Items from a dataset
──────────
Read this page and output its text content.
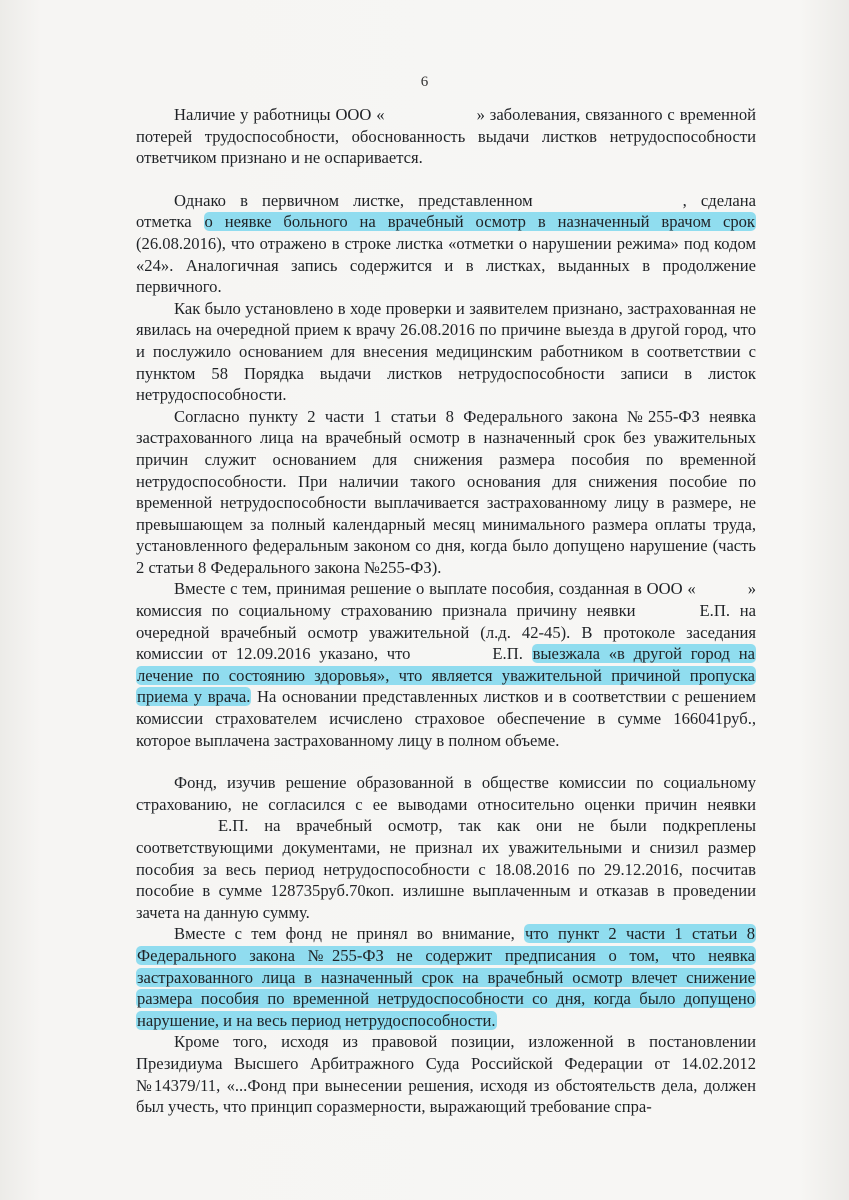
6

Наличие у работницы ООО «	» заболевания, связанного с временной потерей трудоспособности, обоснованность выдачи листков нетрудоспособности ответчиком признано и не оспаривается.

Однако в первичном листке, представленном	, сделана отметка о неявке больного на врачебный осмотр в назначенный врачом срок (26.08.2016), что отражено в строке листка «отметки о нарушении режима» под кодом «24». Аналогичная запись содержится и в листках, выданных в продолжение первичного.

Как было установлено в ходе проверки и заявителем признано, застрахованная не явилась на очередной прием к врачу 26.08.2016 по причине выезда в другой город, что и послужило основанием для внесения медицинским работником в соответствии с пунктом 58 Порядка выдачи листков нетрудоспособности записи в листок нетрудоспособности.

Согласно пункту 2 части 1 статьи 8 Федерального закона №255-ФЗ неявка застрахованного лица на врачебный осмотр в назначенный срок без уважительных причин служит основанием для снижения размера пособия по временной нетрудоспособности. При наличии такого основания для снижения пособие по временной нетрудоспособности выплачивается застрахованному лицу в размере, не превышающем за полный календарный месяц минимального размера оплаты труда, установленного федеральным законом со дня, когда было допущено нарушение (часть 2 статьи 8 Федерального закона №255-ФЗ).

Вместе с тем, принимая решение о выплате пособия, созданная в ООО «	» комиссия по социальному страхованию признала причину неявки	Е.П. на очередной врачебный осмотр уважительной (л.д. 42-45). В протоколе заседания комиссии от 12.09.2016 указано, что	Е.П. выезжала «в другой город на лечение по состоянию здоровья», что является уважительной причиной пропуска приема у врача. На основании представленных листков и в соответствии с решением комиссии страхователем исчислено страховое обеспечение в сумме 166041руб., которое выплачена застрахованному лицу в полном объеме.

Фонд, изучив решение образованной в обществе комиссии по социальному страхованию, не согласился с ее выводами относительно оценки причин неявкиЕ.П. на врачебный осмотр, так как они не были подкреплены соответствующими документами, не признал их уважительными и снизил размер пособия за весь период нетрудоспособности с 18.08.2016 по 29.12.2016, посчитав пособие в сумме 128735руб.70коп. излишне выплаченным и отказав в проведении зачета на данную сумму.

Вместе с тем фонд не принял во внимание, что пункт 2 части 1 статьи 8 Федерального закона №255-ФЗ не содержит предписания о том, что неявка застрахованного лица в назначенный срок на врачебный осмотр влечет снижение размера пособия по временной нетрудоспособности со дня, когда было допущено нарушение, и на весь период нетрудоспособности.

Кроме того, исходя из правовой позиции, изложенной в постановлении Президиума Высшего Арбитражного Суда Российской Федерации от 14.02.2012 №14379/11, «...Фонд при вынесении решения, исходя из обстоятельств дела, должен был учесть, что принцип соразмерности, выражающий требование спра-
──────────
Gather all lines from the records above in which "Федерального" appears.

Согласно пункту 2 части 1 статьи 8 Федерального закона №255-ФЗ неявка застрахованного лица на врачебный осмотр в назначенный срок без уважительных причин служит основанием для снижения размера пособия по временной нетрудоспособности. При наличии такого основания для снижения пособие по временной нетрудоспособности выплачивается застрахованному лицу в размере, не превышающем за полный календарный месяц минимального размера оплаты труда, установленного федеральным законом со дня, когда было допущено нарушение (часть 2 статьи 8 Федерального закона №255-ФЗ).
Вместе с тем фонд не принял во внимание, что пункт 2 части 1 статьи 8 Федерального закона №255-ФЗ не содержит предписания о том, что неявка застрахованного лица в назначенный срок на врачебный осмотр влечет снижение размера пособия по временной нетрудоспособности со дня, когда было допущено нарушение, и на весь период нетрудоспособности.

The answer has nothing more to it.